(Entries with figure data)
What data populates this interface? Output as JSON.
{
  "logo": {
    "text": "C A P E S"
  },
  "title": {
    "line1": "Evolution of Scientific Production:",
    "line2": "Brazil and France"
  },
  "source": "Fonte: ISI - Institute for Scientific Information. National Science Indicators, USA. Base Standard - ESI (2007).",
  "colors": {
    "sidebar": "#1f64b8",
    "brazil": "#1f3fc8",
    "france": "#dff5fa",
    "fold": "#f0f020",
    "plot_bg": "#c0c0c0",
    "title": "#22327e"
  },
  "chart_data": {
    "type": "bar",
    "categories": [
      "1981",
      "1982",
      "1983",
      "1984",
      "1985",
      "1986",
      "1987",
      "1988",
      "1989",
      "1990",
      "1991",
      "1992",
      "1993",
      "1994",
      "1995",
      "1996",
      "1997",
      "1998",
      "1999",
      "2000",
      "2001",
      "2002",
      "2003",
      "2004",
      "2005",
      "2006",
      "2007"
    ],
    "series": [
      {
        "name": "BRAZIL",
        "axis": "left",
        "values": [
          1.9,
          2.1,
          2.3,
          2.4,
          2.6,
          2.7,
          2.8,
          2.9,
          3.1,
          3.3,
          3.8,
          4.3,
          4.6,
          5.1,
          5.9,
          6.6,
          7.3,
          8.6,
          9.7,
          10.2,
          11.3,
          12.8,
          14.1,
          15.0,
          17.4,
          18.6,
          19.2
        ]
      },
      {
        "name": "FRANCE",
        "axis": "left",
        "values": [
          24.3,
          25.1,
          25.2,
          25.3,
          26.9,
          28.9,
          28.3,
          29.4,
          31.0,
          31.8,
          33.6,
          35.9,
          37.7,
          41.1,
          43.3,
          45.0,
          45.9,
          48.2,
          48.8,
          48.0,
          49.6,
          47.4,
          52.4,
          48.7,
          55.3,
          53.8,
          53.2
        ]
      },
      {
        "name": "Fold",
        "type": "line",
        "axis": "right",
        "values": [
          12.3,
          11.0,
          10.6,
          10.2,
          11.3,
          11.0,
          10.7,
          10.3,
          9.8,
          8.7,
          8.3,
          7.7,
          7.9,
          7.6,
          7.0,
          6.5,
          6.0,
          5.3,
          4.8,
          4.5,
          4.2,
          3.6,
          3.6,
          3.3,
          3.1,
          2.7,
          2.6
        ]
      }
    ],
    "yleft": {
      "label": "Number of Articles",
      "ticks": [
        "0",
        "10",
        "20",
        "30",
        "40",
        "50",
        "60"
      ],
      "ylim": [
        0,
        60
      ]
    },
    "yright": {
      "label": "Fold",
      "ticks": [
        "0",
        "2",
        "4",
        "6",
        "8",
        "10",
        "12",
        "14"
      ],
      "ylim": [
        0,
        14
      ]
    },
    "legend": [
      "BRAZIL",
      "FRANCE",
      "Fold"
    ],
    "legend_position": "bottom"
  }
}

> **WHAT IS BEING ASKED**:
Show every line where the string "label" appears.

> **SOLUTION BELOW**:
      "label": "Number of Articles",
      "label": "Fold",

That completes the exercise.